* _The exercise_: Copy each line of the entries beneath that contains the word "subtitle".
··· Record list ···
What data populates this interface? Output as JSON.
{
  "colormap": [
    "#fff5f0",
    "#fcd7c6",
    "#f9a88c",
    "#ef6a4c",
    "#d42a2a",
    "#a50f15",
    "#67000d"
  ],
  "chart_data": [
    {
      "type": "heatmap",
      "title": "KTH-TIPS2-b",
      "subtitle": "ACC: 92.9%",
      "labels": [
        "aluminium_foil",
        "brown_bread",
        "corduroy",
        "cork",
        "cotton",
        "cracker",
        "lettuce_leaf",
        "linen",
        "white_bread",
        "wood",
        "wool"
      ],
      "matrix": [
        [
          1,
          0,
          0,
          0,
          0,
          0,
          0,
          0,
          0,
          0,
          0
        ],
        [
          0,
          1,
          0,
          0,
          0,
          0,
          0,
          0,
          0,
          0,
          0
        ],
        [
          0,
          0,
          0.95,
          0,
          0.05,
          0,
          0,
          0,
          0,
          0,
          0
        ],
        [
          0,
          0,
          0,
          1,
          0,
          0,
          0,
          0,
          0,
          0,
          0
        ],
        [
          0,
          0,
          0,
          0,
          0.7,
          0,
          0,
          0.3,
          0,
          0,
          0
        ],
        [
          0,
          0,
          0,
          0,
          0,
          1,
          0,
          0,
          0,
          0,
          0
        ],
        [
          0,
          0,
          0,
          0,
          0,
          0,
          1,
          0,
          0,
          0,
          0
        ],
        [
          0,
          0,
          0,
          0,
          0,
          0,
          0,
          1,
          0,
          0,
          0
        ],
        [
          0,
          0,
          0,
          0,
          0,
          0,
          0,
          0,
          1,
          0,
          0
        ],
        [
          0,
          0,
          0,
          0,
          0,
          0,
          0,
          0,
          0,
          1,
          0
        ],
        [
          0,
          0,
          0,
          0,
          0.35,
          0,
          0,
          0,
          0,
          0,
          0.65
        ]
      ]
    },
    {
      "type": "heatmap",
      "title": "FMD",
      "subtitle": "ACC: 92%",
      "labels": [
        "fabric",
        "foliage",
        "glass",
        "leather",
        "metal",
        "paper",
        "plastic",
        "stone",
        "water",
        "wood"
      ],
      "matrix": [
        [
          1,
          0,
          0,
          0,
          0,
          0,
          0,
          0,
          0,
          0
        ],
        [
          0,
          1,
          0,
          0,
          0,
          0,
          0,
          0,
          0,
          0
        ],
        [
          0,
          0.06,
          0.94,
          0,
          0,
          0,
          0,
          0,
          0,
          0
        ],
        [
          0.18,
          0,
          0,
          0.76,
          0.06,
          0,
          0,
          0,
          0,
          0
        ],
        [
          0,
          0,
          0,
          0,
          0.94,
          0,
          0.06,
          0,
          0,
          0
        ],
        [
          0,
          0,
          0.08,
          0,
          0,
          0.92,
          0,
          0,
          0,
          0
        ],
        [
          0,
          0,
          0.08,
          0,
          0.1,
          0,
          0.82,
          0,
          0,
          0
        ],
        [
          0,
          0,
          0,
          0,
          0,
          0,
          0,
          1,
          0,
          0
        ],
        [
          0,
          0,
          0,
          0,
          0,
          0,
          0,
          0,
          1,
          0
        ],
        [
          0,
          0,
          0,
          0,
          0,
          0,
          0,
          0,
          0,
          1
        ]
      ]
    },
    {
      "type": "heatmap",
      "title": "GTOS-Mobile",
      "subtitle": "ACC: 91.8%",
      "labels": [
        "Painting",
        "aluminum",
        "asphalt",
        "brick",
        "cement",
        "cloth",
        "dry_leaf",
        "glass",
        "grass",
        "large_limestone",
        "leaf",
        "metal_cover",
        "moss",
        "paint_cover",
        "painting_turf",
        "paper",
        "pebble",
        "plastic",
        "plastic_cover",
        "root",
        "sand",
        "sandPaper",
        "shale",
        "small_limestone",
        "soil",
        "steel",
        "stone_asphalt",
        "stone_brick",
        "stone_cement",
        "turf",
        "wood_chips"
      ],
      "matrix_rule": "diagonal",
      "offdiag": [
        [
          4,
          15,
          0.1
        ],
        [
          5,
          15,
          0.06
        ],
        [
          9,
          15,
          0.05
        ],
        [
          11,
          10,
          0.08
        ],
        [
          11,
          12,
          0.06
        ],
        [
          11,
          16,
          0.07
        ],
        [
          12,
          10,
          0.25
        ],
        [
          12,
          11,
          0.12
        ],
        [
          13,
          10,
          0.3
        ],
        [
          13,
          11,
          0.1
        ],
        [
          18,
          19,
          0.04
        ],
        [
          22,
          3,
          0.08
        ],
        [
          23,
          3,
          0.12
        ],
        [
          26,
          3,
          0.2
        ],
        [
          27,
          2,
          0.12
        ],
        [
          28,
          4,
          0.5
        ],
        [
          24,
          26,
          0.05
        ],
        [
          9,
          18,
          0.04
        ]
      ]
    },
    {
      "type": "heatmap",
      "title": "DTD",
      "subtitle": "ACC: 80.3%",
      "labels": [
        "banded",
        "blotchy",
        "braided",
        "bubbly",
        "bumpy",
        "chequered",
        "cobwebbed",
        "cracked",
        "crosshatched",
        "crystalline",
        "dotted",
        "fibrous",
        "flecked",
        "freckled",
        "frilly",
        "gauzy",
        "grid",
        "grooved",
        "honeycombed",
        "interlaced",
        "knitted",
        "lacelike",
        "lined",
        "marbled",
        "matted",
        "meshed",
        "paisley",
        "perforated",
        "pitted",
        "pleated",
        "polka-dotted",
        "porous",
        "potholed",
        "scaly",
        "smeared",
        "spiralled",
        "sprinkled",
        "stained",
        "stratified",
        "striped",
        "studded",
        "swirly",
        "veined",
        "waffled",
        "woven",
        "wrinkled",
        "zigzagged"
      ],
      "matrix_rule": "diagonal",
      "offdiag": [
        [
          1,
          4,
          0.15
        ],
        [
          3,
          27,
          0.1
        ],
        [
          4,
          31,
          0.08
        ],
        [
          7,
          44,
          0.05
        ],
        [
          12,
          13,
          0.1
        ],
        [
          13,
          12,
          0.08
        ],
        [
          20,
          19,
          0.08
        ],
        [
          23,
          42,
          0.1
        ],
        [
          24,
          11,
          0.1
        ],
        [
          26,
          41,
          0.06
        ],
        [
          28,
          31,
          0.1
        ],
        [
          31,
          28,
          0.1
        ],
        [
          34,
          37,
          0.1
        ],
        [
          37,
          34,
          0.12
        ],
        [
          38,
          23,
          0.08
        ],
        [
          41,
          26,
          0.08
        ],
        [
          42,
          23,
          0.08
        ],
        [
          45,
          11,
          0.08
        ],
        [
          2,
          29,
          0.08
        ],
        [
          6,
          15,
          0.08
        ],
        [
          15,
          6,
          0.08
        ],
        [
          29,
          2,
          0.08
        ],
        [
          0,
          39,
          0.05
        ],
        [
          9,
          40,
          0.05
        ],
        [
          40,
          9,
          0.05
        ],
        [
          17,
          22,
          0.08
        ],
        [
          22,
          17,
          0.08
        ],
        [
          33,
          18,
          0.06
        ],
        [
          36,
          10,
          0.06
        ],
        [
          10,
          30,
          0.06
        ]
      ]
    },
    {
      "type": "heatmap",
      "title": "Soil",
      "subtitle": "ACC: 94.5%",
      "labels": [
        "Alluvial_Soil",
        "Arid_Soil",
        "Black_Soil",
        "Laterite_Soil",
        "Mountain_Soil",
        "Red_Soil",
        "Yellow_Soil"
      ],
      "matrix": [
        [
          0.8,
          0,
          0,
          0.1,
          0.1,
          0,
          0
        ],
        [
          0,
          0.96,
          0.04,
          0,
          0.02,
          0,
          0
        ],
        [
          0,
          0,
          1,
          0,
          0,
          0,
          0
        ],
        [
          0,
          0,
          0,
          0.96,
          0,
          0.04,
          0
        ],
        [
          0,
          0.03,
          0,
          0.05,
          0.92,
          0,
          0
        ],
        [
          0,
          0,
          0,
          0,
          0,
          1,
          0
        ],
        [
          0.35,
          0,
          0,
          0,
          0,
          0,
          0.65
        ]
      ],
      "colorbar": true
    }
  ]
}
···
* _Exercise output_:
      "subtitle": "ACC: 92.9%",
      "subtitle": "ACC: 92%",
      "subtitle": "ACC: 91.8%",
      "subtitle": "ACC: 80.3%",
      "subtitle": "ACC: 94.5%",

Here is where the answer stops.